* _Challenge_: Transcribe the rows from the very beginning through the line that contains "532, 413, 550]", including both ends.

Coordinate annotation rows
-.-.-

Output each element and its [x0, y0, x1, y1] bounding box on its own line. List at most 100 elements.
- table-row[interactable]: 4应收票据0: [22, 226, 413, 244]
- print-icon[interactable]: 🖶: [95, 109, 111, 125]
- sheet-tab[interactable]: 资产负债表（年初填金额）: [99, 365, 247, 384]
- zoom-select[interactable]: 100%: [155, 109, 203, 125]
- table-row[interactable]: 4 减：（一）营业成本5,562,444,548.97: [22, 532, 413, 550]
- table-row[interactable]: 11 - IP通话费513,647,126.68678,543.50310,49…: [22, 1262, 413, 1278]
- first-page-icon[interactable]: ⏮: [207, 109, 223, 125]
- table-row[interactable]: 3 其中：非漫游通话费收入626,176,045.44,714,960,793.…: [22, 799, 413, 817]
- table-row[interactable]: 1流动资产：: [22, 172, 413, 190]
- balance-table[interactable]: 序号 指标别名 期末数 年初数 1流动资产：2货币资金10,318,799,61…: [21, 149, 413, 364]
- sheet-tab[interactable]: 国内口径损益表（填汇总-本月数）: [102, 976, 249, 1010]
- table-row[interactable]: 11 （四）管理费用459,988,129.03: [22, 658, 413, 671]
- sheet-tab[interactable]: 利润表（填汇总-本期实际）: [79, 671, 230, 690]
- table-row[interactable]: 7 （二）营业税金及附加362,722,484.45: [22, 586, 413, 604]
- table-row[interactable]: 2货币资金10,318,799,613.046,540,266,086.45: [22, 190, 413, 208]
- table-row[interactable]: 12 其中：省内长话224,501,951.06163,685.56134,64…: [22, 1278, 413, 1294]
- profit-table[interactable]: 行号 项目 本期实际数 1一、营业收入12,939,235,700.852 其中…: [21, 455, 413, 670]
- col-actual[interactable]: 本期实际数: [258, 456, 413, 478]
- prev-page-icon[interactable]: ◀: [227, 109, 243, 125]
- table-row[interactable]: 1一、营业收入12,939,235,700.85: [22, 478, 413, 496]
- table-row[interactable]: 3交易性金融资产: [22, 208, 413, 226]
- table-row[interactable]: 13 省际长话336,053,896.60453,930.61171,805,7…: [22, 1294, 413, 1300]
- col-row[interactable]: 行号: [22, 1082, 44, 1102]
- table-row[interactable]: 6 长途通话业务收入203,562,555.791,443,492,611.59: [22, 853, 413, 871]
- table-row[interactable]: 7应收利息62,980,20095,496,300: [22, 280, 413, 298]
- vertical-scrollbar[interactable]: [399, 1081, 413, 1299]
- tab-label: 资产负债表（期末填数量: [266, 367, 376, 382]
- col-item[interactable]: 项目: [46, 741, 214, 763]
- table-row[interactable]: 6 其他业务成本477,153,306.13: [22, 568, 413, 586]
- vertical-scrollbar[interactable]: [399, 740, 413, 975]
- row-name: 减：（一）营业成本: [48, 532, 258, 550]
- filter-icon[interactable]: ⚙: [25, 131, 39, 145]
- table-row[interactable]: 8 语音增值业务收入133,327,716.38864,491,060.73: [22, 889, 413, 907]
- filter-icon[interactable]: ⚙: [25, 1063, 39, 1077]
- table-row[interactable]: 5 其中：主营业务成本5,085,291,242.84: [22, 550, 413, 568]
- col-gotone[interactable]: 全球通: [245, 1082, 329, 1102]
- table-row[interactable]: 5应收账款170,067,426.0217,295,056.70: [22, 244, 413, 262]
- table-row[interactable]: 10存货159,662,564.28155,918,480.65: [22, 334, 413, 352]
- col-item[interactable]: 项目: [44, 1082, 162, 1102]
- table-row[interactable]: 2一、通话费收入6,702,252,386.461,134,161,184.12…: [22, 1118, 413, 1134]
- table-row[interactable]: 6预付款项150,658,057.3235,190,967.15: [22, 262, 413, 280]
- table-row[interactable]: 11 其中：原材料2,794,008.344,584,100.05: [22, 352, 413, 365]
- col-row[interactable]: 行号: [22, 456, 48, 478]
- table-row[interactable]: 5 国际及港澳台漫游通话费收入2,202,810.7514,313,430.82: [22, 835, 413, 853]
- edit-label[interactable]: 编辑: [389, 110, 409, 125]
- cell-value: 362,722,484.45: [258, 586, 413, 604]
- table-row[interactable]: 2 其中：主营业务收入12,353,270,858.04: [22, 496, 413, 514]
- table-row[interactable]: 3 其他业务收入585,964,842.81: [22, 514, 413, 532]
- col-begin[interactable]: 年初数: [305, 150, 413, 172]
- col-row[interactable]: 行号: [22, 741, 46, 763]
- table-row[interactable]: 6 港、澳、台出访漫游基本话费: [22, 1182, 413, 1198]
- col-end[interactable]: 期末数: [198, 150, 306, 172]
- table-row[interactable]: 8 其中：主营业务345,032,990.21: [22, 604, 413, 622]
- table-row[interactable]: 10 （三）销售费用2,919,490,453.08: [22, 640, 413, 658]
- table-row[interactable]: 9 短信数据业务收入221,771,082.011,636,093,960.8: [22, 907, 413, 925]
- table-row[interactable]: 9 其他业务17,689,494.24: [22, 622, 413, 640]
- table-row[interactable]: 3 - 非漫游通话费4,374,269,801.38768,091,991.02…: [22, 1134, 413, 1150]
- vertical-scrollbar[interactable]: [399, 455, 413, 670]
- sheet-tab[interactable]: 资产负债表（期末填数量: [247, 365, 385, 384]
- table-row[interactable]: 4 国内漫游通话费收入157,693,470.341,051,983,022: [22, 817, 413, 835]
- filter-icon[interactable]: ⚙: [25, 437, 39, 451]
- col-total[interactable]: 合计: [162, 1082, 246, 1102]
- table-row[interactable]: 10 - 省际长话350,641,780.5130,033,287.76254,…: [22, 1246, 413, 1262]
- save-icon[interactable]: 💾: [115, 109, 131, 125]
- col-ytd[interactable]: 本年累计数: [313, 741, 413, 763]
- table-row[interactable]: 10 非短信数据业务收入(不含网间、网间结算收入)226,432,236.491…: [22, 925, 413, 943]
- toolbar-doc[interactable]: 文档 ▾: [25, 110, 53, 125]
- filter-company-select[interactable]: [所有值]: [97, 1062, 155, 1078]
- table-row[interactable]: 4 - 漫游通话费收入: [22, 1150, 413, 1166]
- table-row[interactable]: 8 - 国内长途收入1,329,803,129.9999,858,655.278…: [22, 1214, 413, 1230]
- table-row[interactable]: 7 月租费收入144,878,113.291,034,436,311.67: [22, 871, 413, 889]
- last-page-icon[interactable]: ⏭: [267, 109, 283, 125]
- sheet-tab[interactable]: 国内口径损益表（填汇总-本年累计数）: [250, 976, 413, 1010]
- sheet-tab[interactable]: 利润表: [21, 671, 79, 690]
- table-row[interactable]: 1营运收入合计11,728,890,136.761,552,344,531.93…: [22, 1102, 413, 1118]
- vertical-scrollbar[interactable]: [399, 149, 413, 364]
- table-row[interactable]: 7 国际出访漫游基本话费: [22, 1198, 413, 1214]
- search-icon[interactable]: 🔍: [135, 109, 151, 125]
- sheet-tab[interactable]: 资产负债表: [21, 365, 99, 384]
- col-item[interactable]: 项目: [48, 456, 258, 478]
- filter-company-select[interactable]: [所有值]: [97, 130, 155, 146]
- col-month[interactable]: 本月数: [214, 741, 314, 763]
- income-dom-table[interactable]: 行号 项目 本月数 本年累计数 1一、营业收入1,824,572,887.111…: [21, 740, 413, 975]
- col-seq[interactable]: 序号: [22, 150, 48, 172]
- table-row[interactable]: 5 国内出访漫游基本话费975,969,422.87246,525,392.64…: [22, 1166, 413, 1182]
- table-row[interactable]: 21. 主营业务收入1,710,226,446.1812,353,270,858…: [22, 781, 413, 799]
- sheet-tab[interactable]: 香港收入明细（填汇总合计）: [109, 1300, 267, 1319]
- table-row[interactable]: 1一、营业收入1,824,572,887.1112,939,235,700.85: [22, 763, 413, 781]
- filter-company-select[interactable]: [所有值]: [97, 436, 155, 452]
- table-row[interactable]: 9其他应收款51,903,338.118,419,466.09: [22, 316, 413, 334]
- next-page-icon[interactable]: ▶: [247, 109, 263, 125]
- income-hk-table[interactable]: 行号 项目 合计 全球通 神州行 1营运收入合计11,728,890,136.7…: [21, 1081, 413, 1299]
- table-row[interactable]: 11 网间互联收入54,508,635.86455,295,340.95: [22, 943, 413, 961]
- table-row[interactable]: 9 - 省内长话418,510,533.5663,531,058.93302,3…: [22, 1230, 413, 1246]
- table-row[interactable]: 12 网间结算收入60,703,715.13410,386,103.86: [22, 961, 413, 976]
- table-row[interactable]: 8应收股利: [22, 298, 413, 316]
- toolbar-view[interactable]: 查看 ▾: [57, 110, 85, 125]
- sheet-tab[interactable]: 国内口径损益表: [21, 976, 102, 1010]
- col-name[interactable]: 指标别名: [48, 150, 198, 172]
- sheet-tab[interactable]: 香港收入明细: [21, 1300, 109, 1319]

-.-.-

* _Worked solution_:
Output each element and its [x0, y0, x1, y1] bounding box on its own line. List at most 100 elements.
- table-row[interactable]: 4应收票据0: [22, 226, 413, 244]
- print-icon[interactable]: 🖶: [95, 109, 111, 125]
- sheet-tab[interactable]: 资产负债表（年初填金额）: [99, 365, 247, 384]
- zoom-select[interactable]: 100%: [155, 109, 203, 125]
- table-row[interactable]: 4 减：（一）营业成本5,562,444,548.97: [22, 532, 413, 550]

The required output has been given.